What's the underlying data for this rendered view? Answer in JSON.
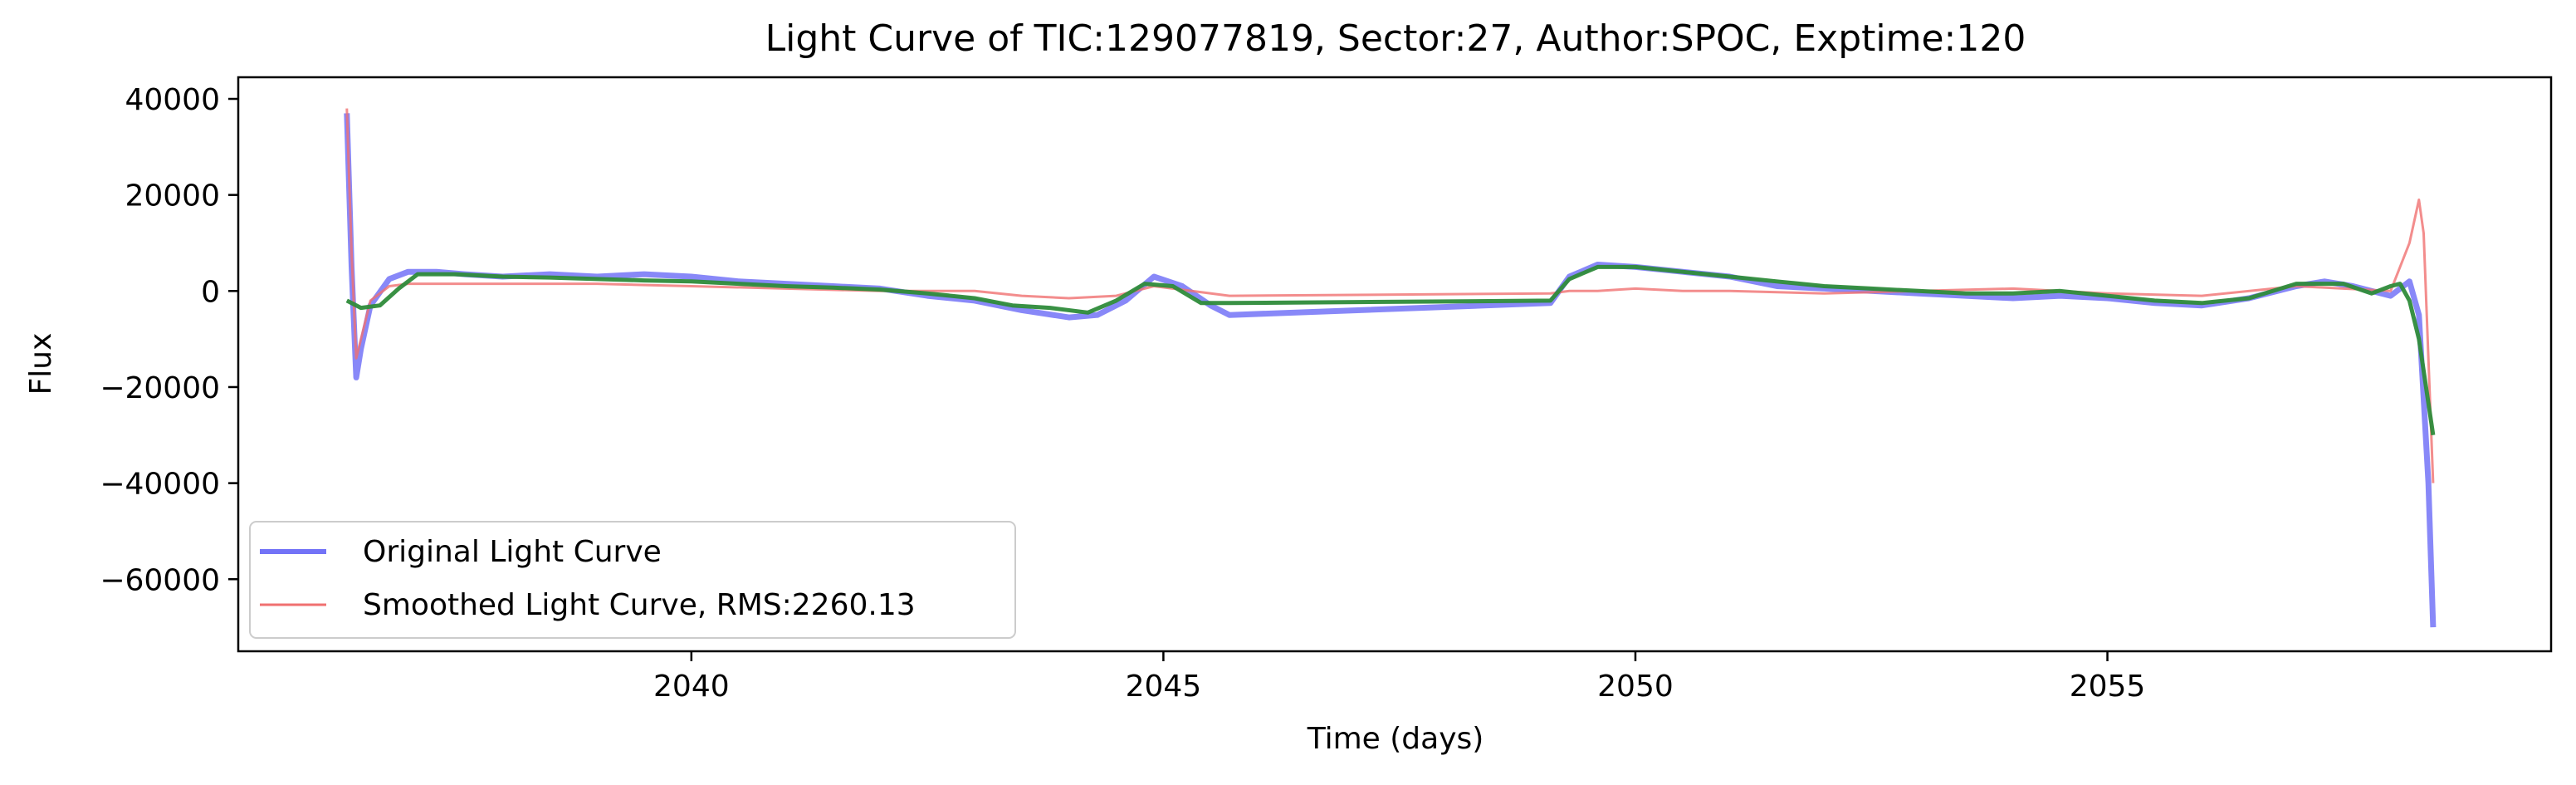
{
  "chart_data": {
    "type": "line",
    "title": "Light Curve of TIC:129077819, Sector:27, Author:SPOC, Exptime:120",
    "xlabel": "Time (days)",
    "ylabel": "Flux",
    "xlim": [
      2035.2,
      2059.7
    ],
    "ylim": [
      -75000,
      44500
    ],
    "xticks": [
      2040,
      2045,
      2050,
      2055
    ],
    "yticks": [
      40000,
      20000,
      0,
      -20000,
      -40000,
      -60000
    ],
    "grid": false,
    "legend_position": "lower-left",
    "legend_entries": [
      "Original Light Curve",
      "Smoothed Light Curve, RMS:2260.13"
    ],
    "series": [
      {
        "name": "Original Light Curve",
        "color": "#7373f7",
        "x": [
          2036.35,
          2036.4,
          2036.45,
          2036.5,
          2036.6,
          2036.8,
          2037.0,
          2037.3,
          2037.6,
          2038.0,
          2038.5,
          2039.0,
          2039.5,
          2040.0,
          2040.5,
          2041.0,
          2041.5,
          2042.0,
          2042.5,
          2043.0,
          2043.5,
          2044.0,
          2044.3,
          2044.6,
          2044.9,
          2045.2,
          2045.5,
          2045.7,
          2049.1,
          2049.3,
          2049.6,
          2050.0,
          2050.5,
          2051.0,
          2051.5,
          2052.0,
          2052.5,
          2053.0,
          2053.5,
          2054.0,
          2054.5,
          2055.0,
          2055.5,
          2056.0,
          2056.5,
          2057.0,
          2057.3,
          2057.6,
          2058.0,
          2058.2,
          2058.3,
          2058.4,
          2058.45
        ],
        "values": [
          37000,
          5000,
          -18000,
          -12000,
          -3000,
          2500,
          4000,
          4000,
          3500,
          3000,
          3500,
          3000,
          3500,
          3000,
          2000,
          1500,
          1000,
          500,
          -1000,
          -2000,
          -4000,
          -5500,
          -5000,
          -2000,
          3000,
          1000,
          -3000,
          -5000,
          -2500,
          3000,
          5500,
          5000,
          4000,
          3000,
          1000,
          500,
          0,
          -500,
          -1000,
          -1500,
          -1000,
          -1500,
          -2500,
          -3000,
          -1500,
          1000,
          2000,
          1000,
          -1000,
          2000,
          -5000,
          -40000,
          -70000
        ]
      },
      {
        "name": "Smoothed Light Curve, RMS:2260.13",
        "color": "#f07070",
        "x": [
          2036.35,
          2036.4,
          2036.45,
          2036.5,
          2036.6,
          2036.8,
          2037.0,
          2037.5,
          2038.0,
          2039.0,
          2040.0,
          2041.0,
          2042.0,
          2042.5,
          2043.0,
          2043.5,
          2044.0,
          2044.5,
          2044.9,
          2045.3,
          2045.7,
          2049.1,
          2049.3,
          2049.6,
          2050.0,
          2050.5,
          2051.0,
          2052.0,
          2053.0,
          2054.0,
          2055.0,
          2056.0,
          2057.0,
          2057.5,
          2058.0,
          2058.2,
          2058.3,
          2058.35,
          2058.45
        ],
        "values": [
          38000,
          8000,
          -14000,
          -10000,
          -2000,
          1000,
          1500,
          1500,
          1500,
          1500,
          1000,
          500,
          0,
          0,
          0,
          -1000,
          -1500,
          -1000,
          1000,
          0,
          -1000,
          -500,
          0,
          0,
          500,
          0,
          0,
          -500,
          0,
          500,
          -500,
          -1000,
          1000,
          500,
          0,
          10000,
          19000,
          12000,
          -40000
        ]
      },
      {
        "name": "",
        "color": "#2e8b3a",
        "x": [
          2036.35,
          2036.5,
          2036.7,
          2036.9,
          2037.1,
          2037.5,
          2038.0,
          2038.5,
          2039.0,
          2039.5,
          2040.0,
          2040.5,
          2041.0,
          2041.5,
          2042.0,
          2042.5,
          2043.0,
          2043.4,
          2043.8,
          2044.2,
          2044.5,
          2044.8,
          2045.1,
          2045.4,
          2045.7,
          2049.1,
          2049.3,
          2049.6,
          2050.0,
          2050.5,
          2051.0,
          2051.5,
          2052.0,
          2052.5,
          2053.0,
          2053.5,
          2054.0,
          2054.5,
          2055.0,
          2055.5,
          2056.0,
          2056.5,
          2057.0,
          2057.5,
          2057.8,
          2058.0,
          2058.1,
          2058.2,
          2058.3,
          2058.45
        ],
        "values": [
          -2000,
          -3500,
          -3000,
          500,
          3500,
          3500,
          3000,
          2800,
          2500,
          2200,
          2000,
          1500,
          1000,
          700,
          300,
          -500,
          -1500,
          -3000,
          -3500,
          -4500,
          -2000,
          1500,
          1000,
          -2500,
          -2500,
          -2000,
          2500,
          5000,
          5000,
          4000,
          3000,
          2000,
          1000,
          500,
          0,
          -500,
          -500,
          0,
          -1000,
          -2000,
          -2500,
          -1500,
          1500,
          1500,
          -500,
          1000,
          1500,
          -2000,
          -10000,
          -30000
        ]
      }
    ]
  }
}
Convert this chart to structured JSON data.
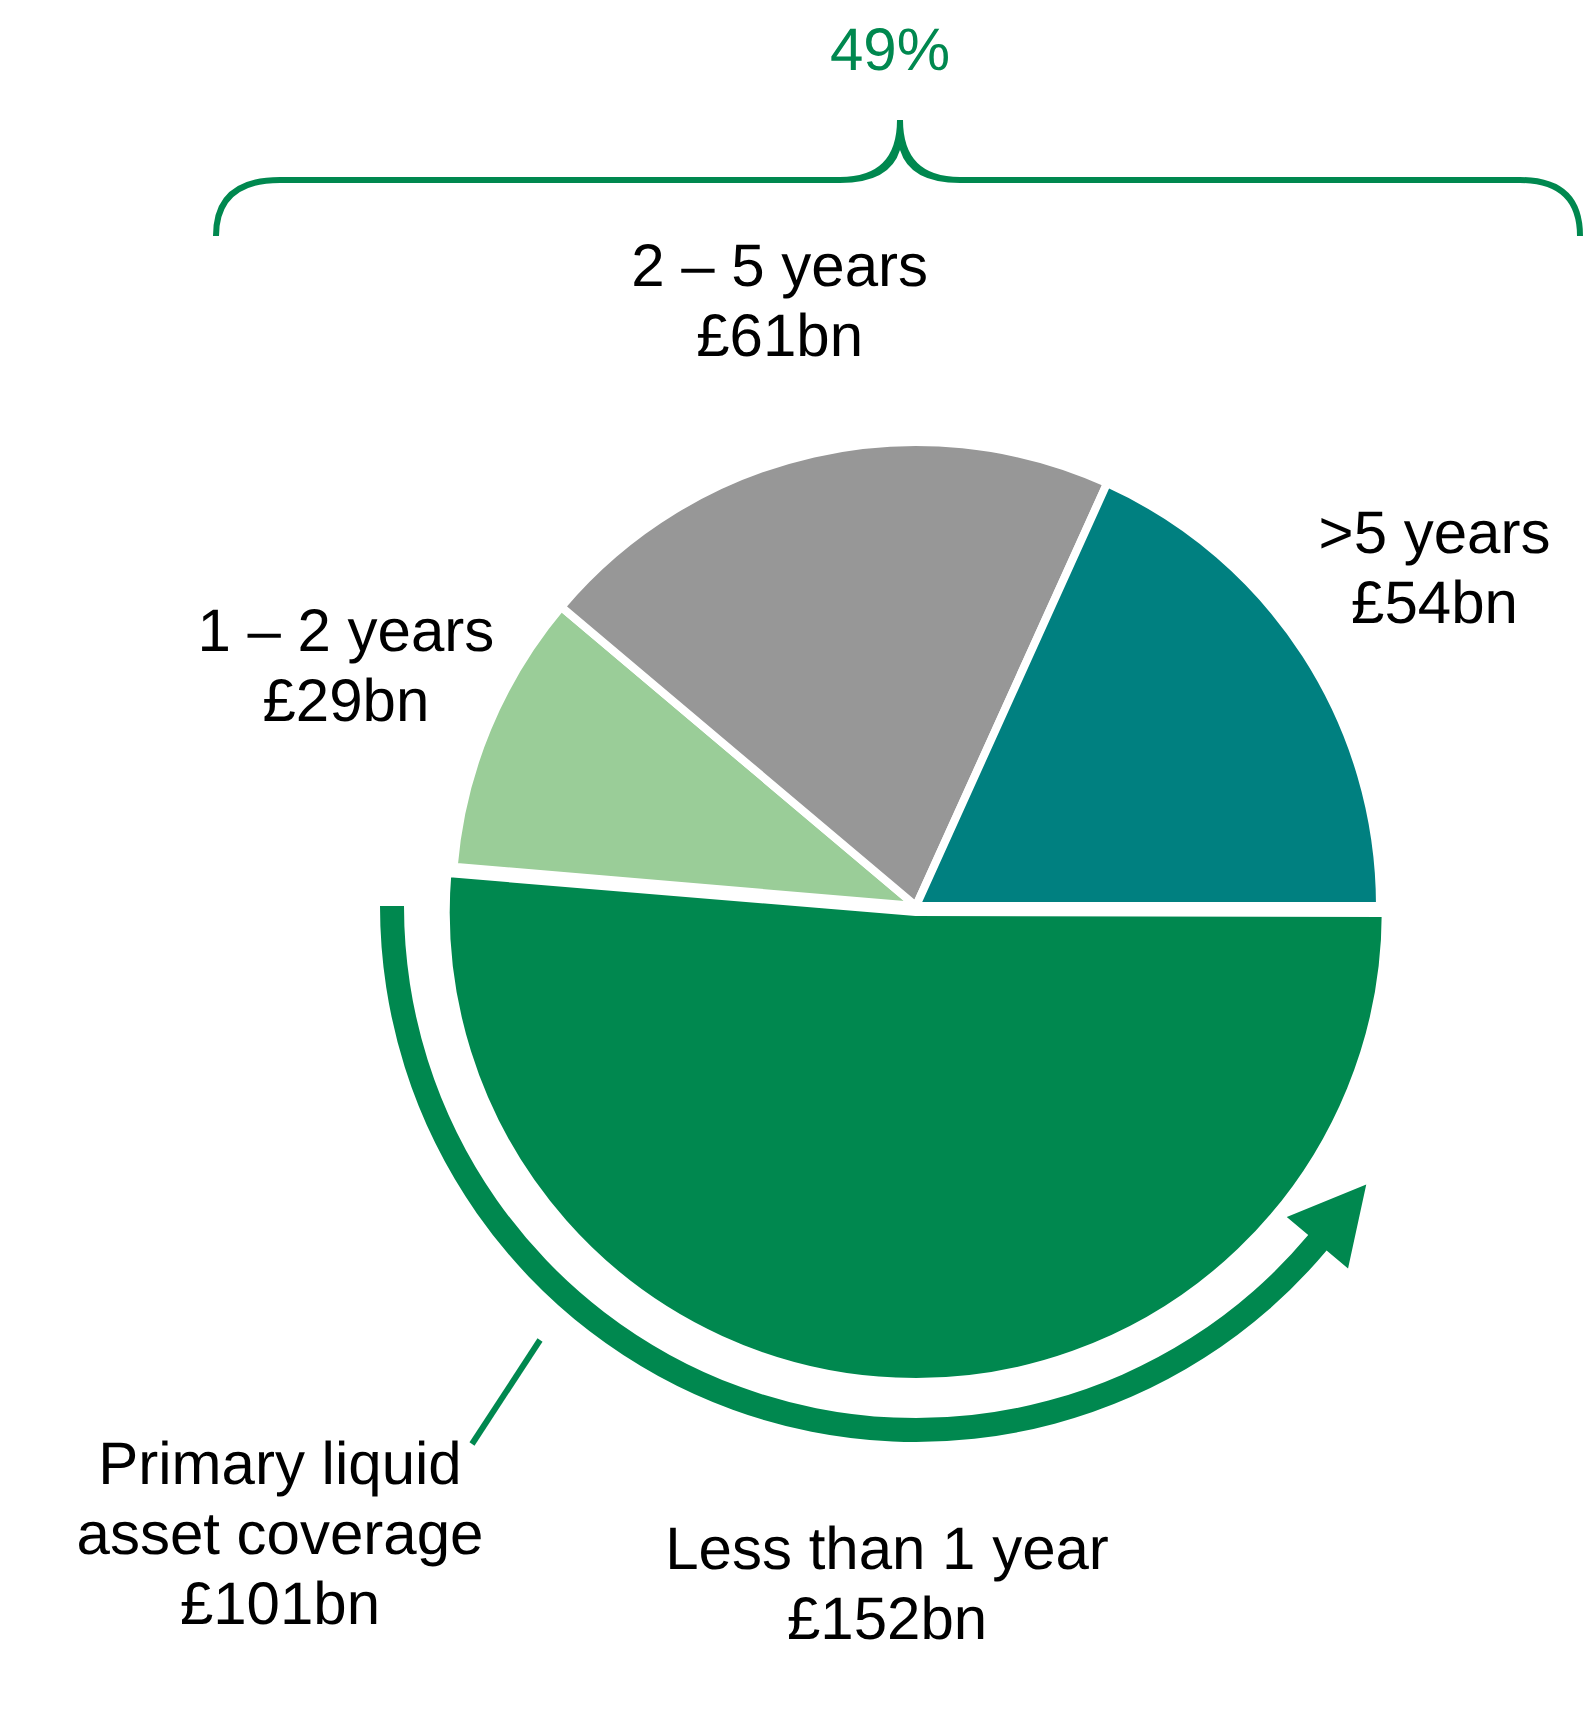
{
  "chart_data": {
    "type": "pie",
    "categories": [
      "Less than 1 year",
      "1 – 2 years",
      "2 – 5 years",
      ">5 years"
    ],
    "values": [
      152,
      29,
      61,
      54
    ],
    "value_labels": [
      "£152bn",
      "£29bn",
      "£61bn",
      "£54bn"
    ],
    "colors": [
      "#00884f",
      "#9acd98",
      "#979797",
      "#008080"
    ],
    "legend": false,
    "annotations": [
      "49%",
      "Primary liquid asset coverage £101bn"
    ]
  }
}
..........
- [Exercise objective]:
How many of the lines above hold "Smoothed"? Answer with only the number.

- [Full answer]:
2